What is the number of lines holding the word "title"? Write that number and nothing else.

**Rows**
## begin

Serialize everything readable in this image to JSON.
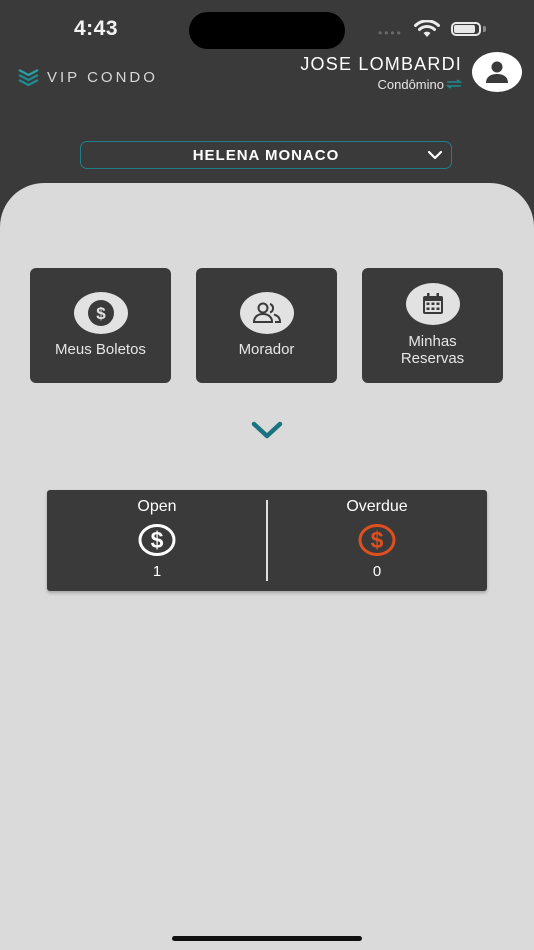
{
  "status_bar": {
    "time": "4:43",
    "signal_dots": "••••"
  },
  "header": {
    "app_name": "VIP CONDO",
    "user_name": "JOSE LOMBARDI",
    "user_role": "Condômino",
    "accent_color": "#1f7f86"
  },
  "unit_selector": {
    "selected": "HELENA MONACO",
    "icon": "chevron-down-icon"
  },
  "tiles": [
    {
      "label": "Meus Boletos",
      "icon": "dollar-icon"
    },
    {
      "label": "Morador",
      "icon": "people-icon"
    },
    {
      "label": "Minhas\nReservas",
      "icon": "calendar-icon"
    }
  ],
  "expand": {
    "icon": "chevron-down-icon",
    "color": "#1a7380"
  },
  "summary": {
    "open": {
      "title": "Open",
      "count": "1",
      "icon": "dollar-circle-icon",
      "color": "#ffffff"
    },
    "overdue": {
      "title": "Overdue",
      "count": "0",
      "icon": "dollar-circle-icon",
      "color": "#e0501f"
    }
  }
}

## end
## begin

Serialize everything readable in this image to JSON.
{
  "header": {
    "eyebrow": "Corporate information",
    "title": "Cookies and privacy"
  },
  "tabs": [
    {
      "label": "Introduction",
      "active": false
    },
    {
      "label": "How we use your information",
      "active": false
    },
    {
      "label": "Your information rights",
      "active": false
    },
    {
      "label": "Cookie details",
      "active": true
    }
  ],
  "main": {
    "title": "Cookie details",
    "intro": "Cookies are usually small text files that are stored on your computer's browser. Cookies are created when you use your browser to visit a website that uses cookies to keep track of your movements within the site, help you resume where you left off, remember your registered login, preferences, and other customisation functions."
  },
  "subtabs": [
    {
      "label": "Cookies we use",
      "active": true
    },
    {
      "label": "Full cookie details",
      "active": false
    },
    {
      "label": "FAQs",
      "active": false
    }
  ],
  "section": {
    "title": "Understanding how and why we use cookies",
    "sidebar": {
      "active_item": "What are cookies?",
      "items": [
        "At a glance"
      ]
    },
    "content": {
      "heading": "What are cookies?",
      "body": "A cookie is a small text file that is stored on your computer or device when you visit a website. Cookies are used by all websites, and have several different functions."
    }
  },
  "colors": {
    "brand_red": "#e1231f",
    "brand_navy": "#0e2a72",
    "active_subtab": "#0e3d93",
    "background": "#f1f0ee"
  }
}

## end

**Written response**
5